DIRECTIONS FOR THIS TASK =
Reproduce every line of the entries below word for word, leaving out the pictures.

***** TASK INPUTS *****

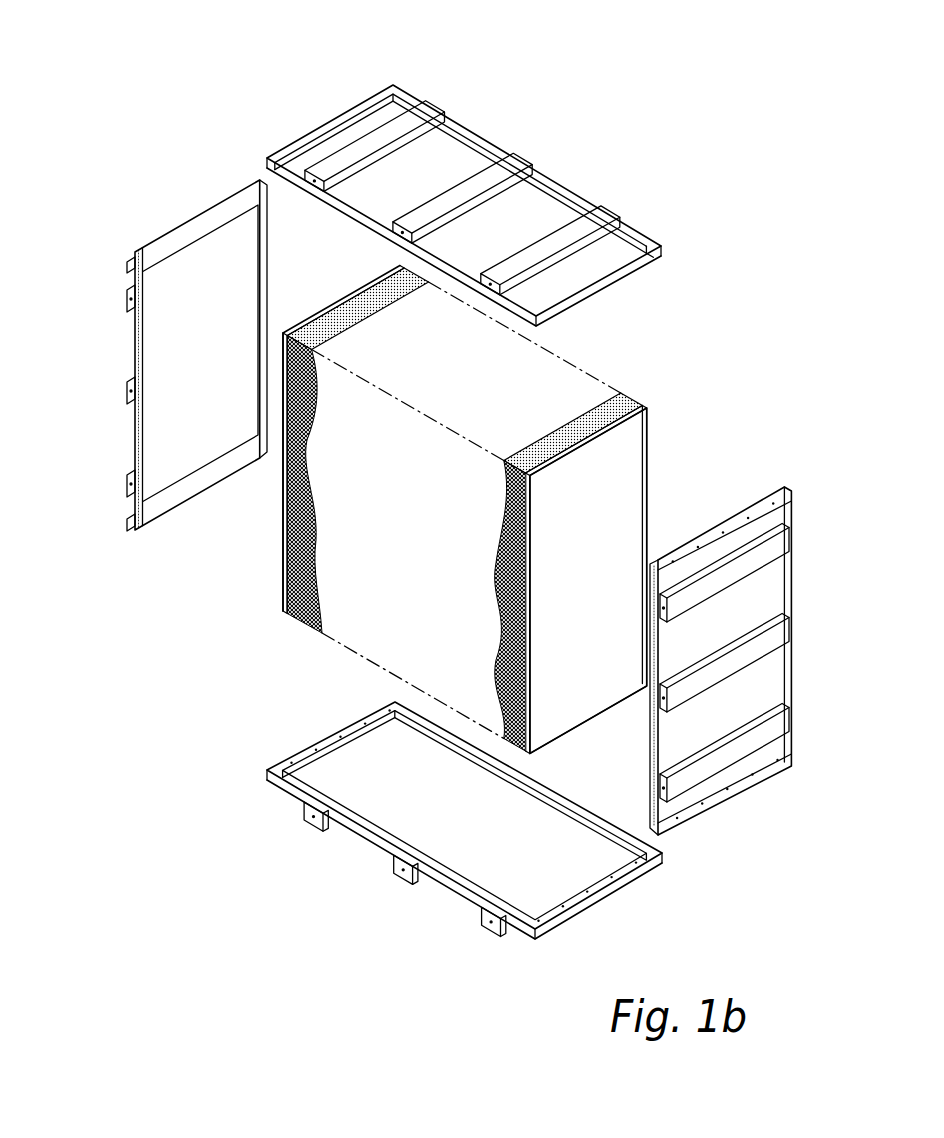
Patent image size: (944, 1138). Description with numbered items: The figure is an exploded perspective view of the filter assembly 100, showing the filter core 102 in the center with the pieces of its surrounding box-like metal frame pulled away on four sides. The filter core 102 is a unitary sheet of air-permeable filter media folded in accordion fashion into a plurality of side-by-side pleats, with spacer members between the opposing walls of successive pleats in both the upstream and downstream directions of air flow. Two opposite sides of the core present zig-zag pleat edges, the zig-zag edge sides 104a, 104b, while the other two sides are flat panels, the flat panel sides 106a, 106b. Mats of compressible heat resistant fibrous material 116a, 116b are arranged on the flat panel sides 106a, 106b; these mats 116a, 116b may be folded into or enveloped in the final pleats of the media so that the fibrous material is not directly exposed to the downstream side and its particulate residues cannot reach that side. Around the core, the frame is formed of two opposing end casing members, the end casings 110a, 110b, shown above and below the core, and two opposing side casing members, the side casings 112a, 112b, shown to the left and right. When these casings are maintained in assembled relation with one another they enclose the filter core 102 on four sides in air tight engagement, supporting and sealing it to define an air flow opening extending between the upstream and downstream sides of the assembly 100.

The filter assembly 100 is at (170, 91).
The filter core 102 is at (313, 632).
The zig-zag edge side 104a is at (350, 660).
The zig-zag edge side 104b is at (580, 422).
The flat panel side 106a is at (283, 553).
The flat panel side 106b is at (600, 433).
The end casing 110a is at (357, 840).
The end casing 110b is at (480, 132).
The side casing 112a is at (135, 335).
The side casing 112b is at (787, 584).
The mat of compressible heat resistant fibrous material 116a is at (283, 512).
The mat of compressible heat resistant fibrous material 116b is at (545, 727).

*****

SOLUTION TO THIS TASK =
Patent image size: (944, 1138). Description with numbered items: The figure is an exploded perspective view of the filter assembly 100, showing the filter core 102 in the center with the pieces of its surrounding box-like metal frame pulled away on four sides. The filter core 102 is a unitary sheet of air-permeable filter media folded in accordion fashion into a plurality of side-by-side pleats, with spacer members between the opposing walls of successive pleats in both the upstream and downstream directions of air flow. Two opposite sides of the core present zig-zag pleat edges, the zig-zag edge sides 104a, 104b, while the other two sides are flat panels, the flat panel sides 106a, 106b. Mats of compressible heat resistant fibrous material 116a, 116b are arranged on the flat panel sides 106a, 106b; these mats 116a, 116b may be folded into or enveloped in the final pleats of the media so that the fibrous material is not directly exposed to the downstream side and its particulate residues cannot reach that side. Around the core, the frame is formed of two opposing end casing members, the end casings 110a, 110b, shown above and below the core, and two opposing side casing members, the side casings 112a, 112b, shown to the left and right. When these casings are maintained in assembled relation with one another they enclose the filter core 102 on four sides in air tight engagement, supporting and sealing it to define an air flow opening extending between the upstream and downstream sides of the assembly 100.

The filter assembly 100 is at (170, 91).
The filter core 102 is at (313, 632).
The zig-zag edge side 104a is at (350, 660).
The zig-zag edge side 104b is at (580, 422).
The flat panel side 106a is at (283, 553).
The flat panel side 106b is at (600, 433).
The end casing 110a is at (357, 840).
The end casing 110b is at (480, 132).
The side casing 112a is at (135, 335).
The side casing 112b is at (787, 584).
The mat of compressible heat resistant fibrous material 116a is at (283, 512).
The mat of compressible heat resistant fibrous material 116b is at (545, 727).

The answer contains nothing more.